- **Goal of the exercise**:
The listing below must be repeated word for word, with its images excluded.

[Dataset items]
------------------------------------------------
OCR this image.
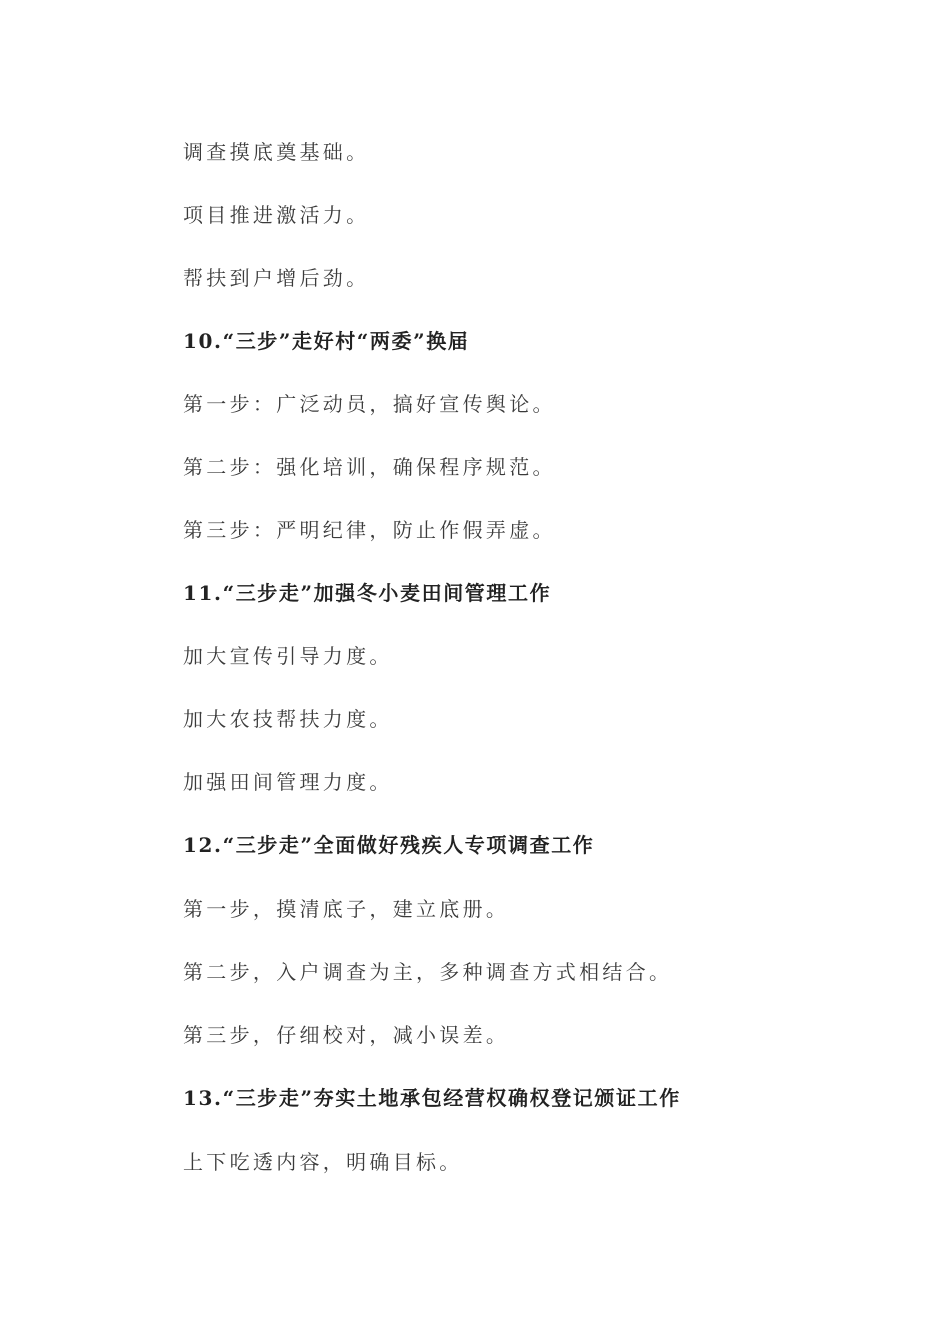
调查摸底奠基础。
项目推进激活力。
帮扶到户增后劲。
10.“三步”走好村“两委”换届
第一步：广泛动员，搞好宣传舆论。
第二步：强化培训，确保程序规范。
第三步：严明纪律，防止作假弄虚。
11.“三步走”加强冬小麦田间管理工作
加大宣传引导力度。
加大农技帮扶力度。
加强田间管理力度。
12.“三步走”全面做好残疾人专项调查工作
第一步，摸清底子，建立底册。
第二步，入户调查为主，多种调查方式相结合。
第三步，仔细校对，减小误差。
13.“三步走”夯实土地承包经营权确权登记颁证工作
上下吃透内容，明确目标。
------------------------------------------------
- **Answer to this exercise**:
OCR this image.
调查摸底奠基础。
项目推进激活力。
帮扶到户增后劲。
10.“三步”走好村“两委”换届
第一步：广泛动员，搞好宣传舆论。
第二步：强化培训，确保程序规范。
第三步：严明纪律，防止作假弄虚。
11.“三步走”加强冬小麦田间管理工作
加大宣传引导力度。
加大农技帮扶力度。
加强田间管理力度。
12.“三步走”全面做好残疾人专项调查工作
第一步，摸清底子，建立底册。
第二步，入户调查为主，多种调查方式相结合。
第三步，仔细校对，减小误差。
13.“三步走”夯实土地承包经营权确权登记颁证工作
上下吃透内容，明确目标。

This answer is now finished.